**What to work on:**
Filter these entries so that only lines with the word "Determination" remain.

**Document page transcription items:**
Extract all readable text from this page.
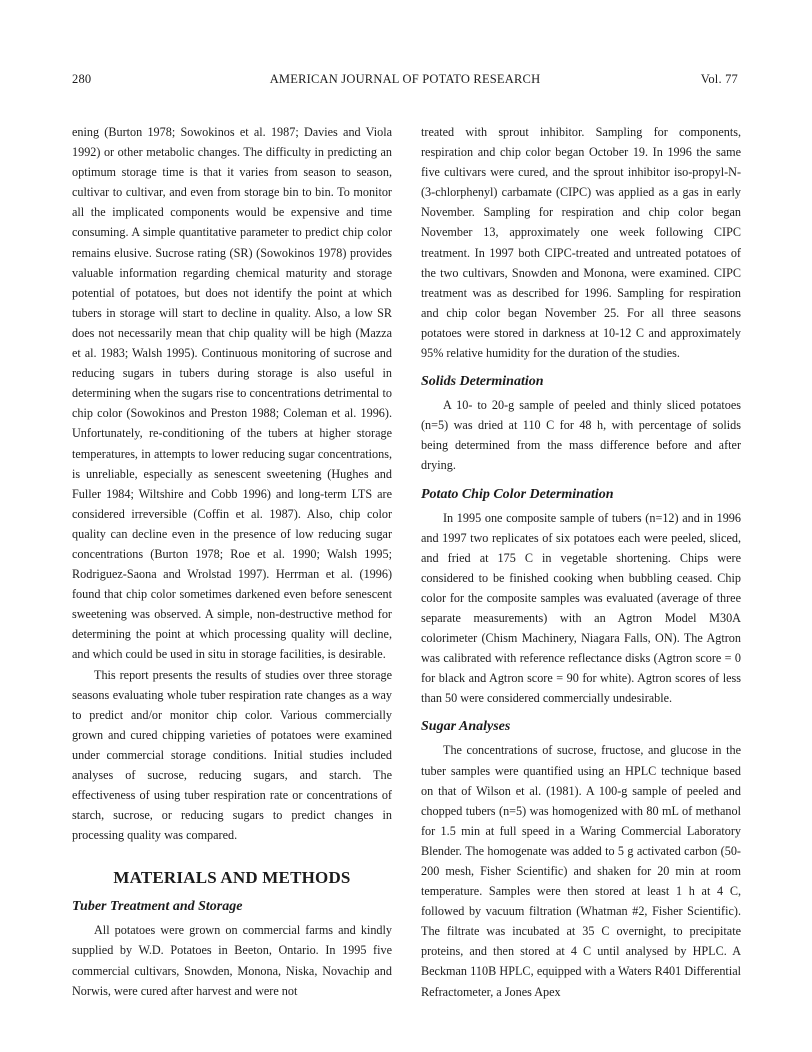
280	AMERICAN JOURNAL OF POTATO RESEARCH	Vol. 77

ening (Burton 1978; Sowokinos et al. 1987; Davies and Viola 1992) or other metabolic changes. The difficulty in predicting an optimum storage time is that it varies from season to season, cultivar to cultivar, and even from storage bin to bin. To monitor all the implicated components would be expensive and time consuming. A simple quantitative parameter to predict chip color remains elusive. Sucrose rating (SR) (Sowokinos 1978) provides valuable information regarding chemical maturity and storage potential of potatoes, but does not identify the point at which tubers in storage will start to decline in quality. Also, a low SR does not necessarily mean that chip quality will be high (Mazza et al. 1983; Walsh 1995). Continuous monitoring of sucrose and reducing sugars in tubers during storage is also useful in determining when the sugars rise to concentrations detrimental to chip color (Sowokinos and Preston 1988; Coleman et al. 1996). Unfortunately, re-conditioning of the tubers at higher storage temperatures, in attempts to lower reducing sugar concentrations, is unreliable, especially as senescent sweetening (Hughes and Fuller 1984; Wiltshire and Cobb 1996) and long-term LTS are considered irreversible (Coffin et al. 1987). Also, chip color quality can decline even in the presence of low reducing sugar concentrations (Burton 1978; Roe et al. 1990; Walsh 1995; Rodriguez-Saona and Wrolstad 1997). Herrman et al. (1996) found that chip color sometimes darkened even before senescent sweetening was observed. A simple, non-destructive method for determining the point at which processing quality will decline, and which could be used in situ in storage facilities, is desirable.

This report presents the results of studies over three storage seasons evaluating whole tuber respiration rate changes as a way to predict and/or monitor chip color. Various commercially grown and cured chipping varieties of potatoes were examined under commercial storage conditions. Initial studies included analyses of sucrose, reducing sugars, and starch. The effectiveness of using tuber respiration rate or concentrations of starch, sucrose, or reducing sugars to predict changes in processing quality was compared.

MATERIALS AND METHODS
Tuber Treatment and Storage

All potatoes were grown on commercial farms and kindly supplied by W.D. Potatoes in Beeton, Ontario. In 1995 five commercial cultivars, Snowden, Monona, Niska, Novachip and Norwis, were cured after harvest and were not

treated with sprout inhibitor. Sampling for components, respiration and chip color began October 19. In 1996 the same five cultivars were cured, and the sprout inhibitor iso-propyl-N-(3-chlorphenyl) carbamate (CIPC) was applied as a gas in early November. Sampling for respiration and chip color began November 13, approximately one week following CIPC treatment. In 1997 both CIPC-treated and untreated potatoes of the two cultivars, Snowden and Monona, were examined. CIPC treatment was as described for 1996. Sampling for respiration and chip color began November 25. For all three seasons potatoes were stored in darkness at 10-12 C and approximately 95% relative humidity for the duration of the studies.

Solids Determination

A 10- to 20-g sample of peeled and thinly sliced potatoes (n=5) was dried at 110 C for 48 h, with percentage of solids being determined from the mass difference before and after drying.

Potato Chip Color Determination

In 1995 one composite sample of tubers (n=12) and in 1996 and 1997 two replicates of six potatoes each were peeled, sliced, and fried at 175 C in vegetable shortening. Chips were considered to be finished cooking when bubbling ceased. Chip color for the composite samples was evaluated (average of three separate measurements) with an Agtron Model M30A colorimeter (Chism Machinery, Niagara Falls, ON). The Agtron was calibrated with reference reflectance disks (Agtron score = 0 for black and Agtron score = 90 for white). Agtron scores of less than 50 were considered commercially undesirable.

Sugar Analyses

The concentrations of sucrose, fructose, and glucose in the tuber samples were quantified using an HPLC technique based on that of Wilson et al. (1981). A 100-g sample of peeled and chopped tubers (n=5) was homogenized with 80 mL of methanol for 1.5 min at full speed in a Waring Commercial Laboratory Blender. The homogenate was added to 5 g activated carbon (50-200 mesh, Fisher Scientific) and shaken for 20 min at room temperature. Samples were then stored at least 1 h at 4 C, followed by vacuum filtration (Whatman #2, Fisher Scientific). The filtrate was incubated at 35 C overnight, to precipitate proteins, and then stored at 4 C until analysed by HPLC. A Beckman 110B HPLC, equipped with a Waters R401 Differential Refractometer, a Jones Apex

**Expected output:**
Solids Determination
Potato Chip Color Determination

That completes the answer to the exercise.